What the task requires: Copy each of the entries below faithfully, setting aside any pictures.

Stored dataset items
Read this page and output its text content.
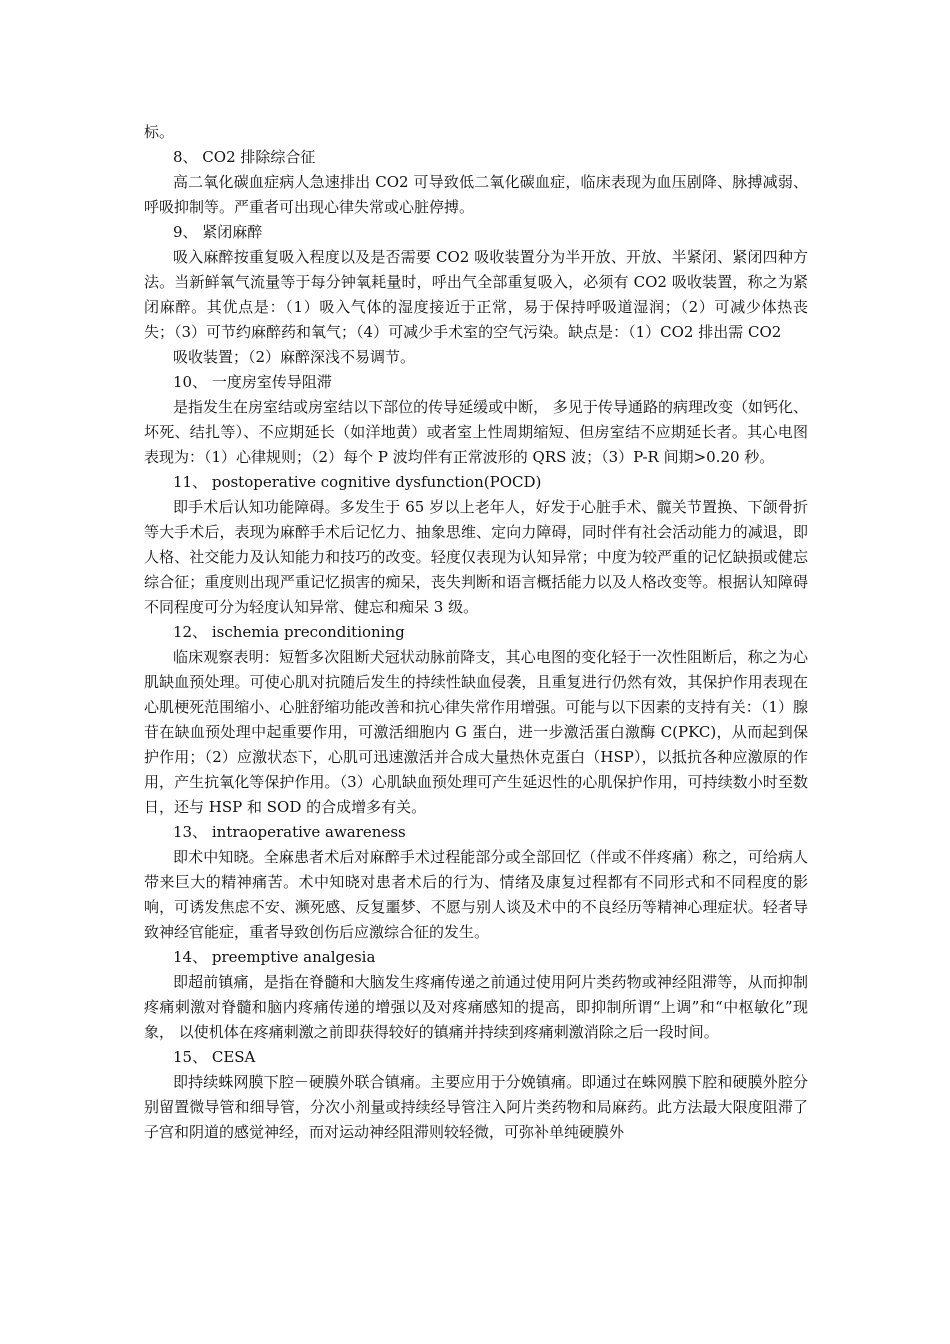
标。

8、 CO2 排除综合征

高二氧化碳血症病人急速排出 CO2 可导致低二氧化碳血症，临床表现为血压剧降、脉搏减弱、呼吸抑制等。严重者可出现心律失常或心脏停搏。

9、 紧闭麻醉

吸入麻醉按重复吸入程度以及是否需要 CO2 吸收装置分为半开放、开放、半紧闭、紧闭四种方法。当新鲜氧气流量等于每分钟氧耗量时，呼出气全部重复吸入，必须有 CO2 吸收装置，称之为紧闭麻醉。其优点是：（1）吸入气体的湿度接近于正常，易于保持呼吸道湿润；（2）可减少体热丧失；（3）可节约麻醉药和氧气；（4）可减少手术室的空气污染。缺点是：（1）CO2 排出需 CO2

吸收装置；（2）麻醉深浅不易调节。

10、 一度房室传导阻滞

是指发生在房室结或房室结以下部位的传导延缓或中断， 多见于传导通路的病理改变（如钙化、坏死、结扎等）、不应期延长（如洋地黄）或者室上性周期缩短、但房室结不应期延长者。其心电图表现为：（1）心律规则；（2）每个 P 波均伴有正常波形的 QRS 波；（3）P-R 间期>0.20 秒。

11、 postoperative cognitive dysfunction(POCD)

即手术后认知功能障碍。多发生于 65 岁以上老年人，好发于心脏手术、髋关节置换、下颌骨折等大手术后，表现为麻醉手术后记忆力、抽象思维、定向力障碍，同时伴有社会活动能力的减退，即人格、社交能力及认知能力和技巧的改变。轻度仅表现为认知异常；中度为较严重的记忆缺损或健忘综合征；重度则出现严重记忆损害的痴呆，丧失判断和语言概括能力以及人格改变等。根据认知障碍不同程度可分为轻度认知异常、健忘和痴呆 3 级。

12、 ischemia preconditioning

临床观察表明：短暂多次阻断犬冠状动脉前降支，其心电图的变化轻于一次性阻断后，称之为心肌缺血预处理。可使心肌对抗随后发生的持续性缺血侵袭，且重复进行仍然有效，其保护作用表现在心肌梗死范围缩小、心脏舒缩功能改善和抗心律失常作用增强。可能与以下因素的支持有关：（1）腺苷在缺血预处理中起重要作用，可激活细胞内 G 蛋白，进一步激活蛋白激酶 C(PKC)，从而起到保护作用；（2）应激状态下，心肌可迅速激活并合成大量热休克蛋白（HSP），以抵抗各种应激原的作用，产生抗氧化等保护作用。（3）心肌缺血预处理可产生延迟性的心肌保护作用，可持续数小时至数日，还与 HSP 和 SOD 的合成增多有关。

13、 intraoperative awareness

即术中知晓。全麻患者术后对麻醉手术过程能部分或全部回忆（伴或不伴疼痛）称之，可给病人带来巨大的精神痛苦。术中知晓对患者术后的行为、情绪及康复过程都有不同形式和不同程度的影响，可诱发焦虑不安、濒死感、反复噩梦、不愿与别人谈及术中的不良经历等精神心理症状。轻者导致神经官能症，重者导致创伤后应激综合征的发生。

14、 preemptive analgesia

即超前镇痛，是指在脊髓和大脑发生疼痛传递之前通过使用阿片类药物或神经阻滞等，从而抑制疼痛刺激对脊髓和脑内疼痛传递的增强以及对疼痛感知的提高，即抑制所谓“上调”和“中枢敏化”现象， 以使机体在疼痛刺激之前即获得较好的镇痛并持续到疼痛刺激消除之后一段时间。

15、 CESA

即持续蛛网膜下腔－硬膜外联合镇痛。主要应用于分娩镇痛。即通过在蛛网膜下腔和硬膜外腔分别留置微导管和细导管，分次小剂量或持续经导管注入阿片类药物和局麻药。此方法最大限度阻滞了子宫和阴道的感觉神经，而对运动神经阻滞则较轻微，可弥补单纯硬膜外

Result of this exercise:
Read this page and output its text content.
标。

8、 CO2 排除综合征

高二氧化碳血症病人急速排出 CO2 可导致低二氧化碳血症，临床表现为血压剧降、脉搏减弱、呼吸抑制等。严重者可出现心律失常或心脏停搏。

9、 紧闭麻醉

吸入麻醉按重复吸入程度以及是否需要 CO2 吸收装置分为半开放、开放、半紧闭、紧闭四种方法。当新鲜氧气流量等于每分钟氧耗量时，呼出气全部重复吸入，必须有 CO2 吸收装置，称之为紧闭麻醉。其优点是：（1）吸入气体的湿度接近于正常，易于保持呼吸道湿润；（2）可减少体热丧失；（3）可节约麻醉药和氧气；（4）可减少手术室的空气污染。缺点是：（1）CO2 排出需 CO2

吸收装置；（2）麻醉深浅不易调节。

10、 一度房室传导阻滞

是指发生在房室结或房室结以下部位的传导延缓或中断， 多见于传导通路的病理改变（如钙化、坏死、结扎等）、不应期延长（如洋地黄）或者室上性周期缩短、但房室结不应期延长者。其心电图表现为：（1）心律规则；（2）每个 P 波均伴有正常波形的 QRS 波；（3）P-R 间期>0.20 秒。

11、 postoperative cognitive dysfunction(POCD)

即手术后认知功能障碍。多发生于 65 岁以上老年人，好发于心脏手术、髋关节置换、下颌骨折等大手术后，表现为麻醉手术后记忆力、抽象思维、定向力障碍，同时伴有社会活动能力的减退，即人格、社交能力及认知能力和技巧的改变。轻度仅表现为认知异常；中度为较严重的记忆缺损或健忘综合征；重度则出现严重记忆损害的痴呆，丧失判断和语言概括能力以及人格改变等。根据认知障碍不同程度可分为轻度认知异常、健忘和痴呆 3 级。

12、 ischemia preconditioning

临床观察表明：短暂多次阻断犬冠状动脉前降支，其心电图的变化轻于一次性阻断后，称之为心肌缺血预处理。可使心肌对抗随后发生的持续性缺血侵袭，且重复进行仍然有效，其保护作用表现在心肌梗死范围缩小、心脏舒缩功能改善和抗心律失常作用增强。可能与以下因素的支持有关：（1）腺苷在缺血预处理中起重要作用，可激活细胞内 G 蛋白，进一步激活蛋白激酶 C(PKC)，从而起到保护作用；（2）应激状态下，心肌可迅速激活并合成大量热休克蛋白（HSP），以抵抗各种应激原的作用，产生抗氧化等保护作用。（3）心肌缺血预处理可产生延迟性的心肌保护作用，可持续数小时至数日，还与 HSP 和 SOD 的合成增多有关。

13、 intraoperative awareness

即术中知晓。全麻患者术后对麻醉手术过程能部分或全部回忆（伴或不伴疼痛）称之，可给病人带来巨大的精神痛苦。术中知晓对患者术后的行为、情绪及康复过程都有不同形式和不同程度的影响，可诱发焦虑不安、濒死感、反复噩梦、不愿与别人谈及术中的不良经历等精神心理症状。轻者导致神经官能症，重者导致创伤后应激综合征的发生。

14、 preemptive analgesia

即超前镇痛，是指在脊髓和大脑发生疼痛传递之前通过使用阿片类药物或神经阻滞等，从而抑制疼痛刺激对脊髓和脑内疼痛传递的增强以及对疼痛感知的提高，即抑制所谓“上调”和“中枢敏化”现象， 以使机体在疼痛刺激之前即获得较好的镇痛并持续到疼痛刺激消除之后一段时间。

15、 CESA

即持续蛛网膜下腔－硬膜外联合镇痛。主要应用于分娩镇痛。即通过在蛛网膜下腔和硬膜外腔分别留置微导管和细导管，分次小剂量或持续经导管注入阿片类药物和局麻药。此方法最大限度阻滞了子宫和阴道的感觉神经，而对运动神经阻滞则较轻微，可弥补单纯硬膜外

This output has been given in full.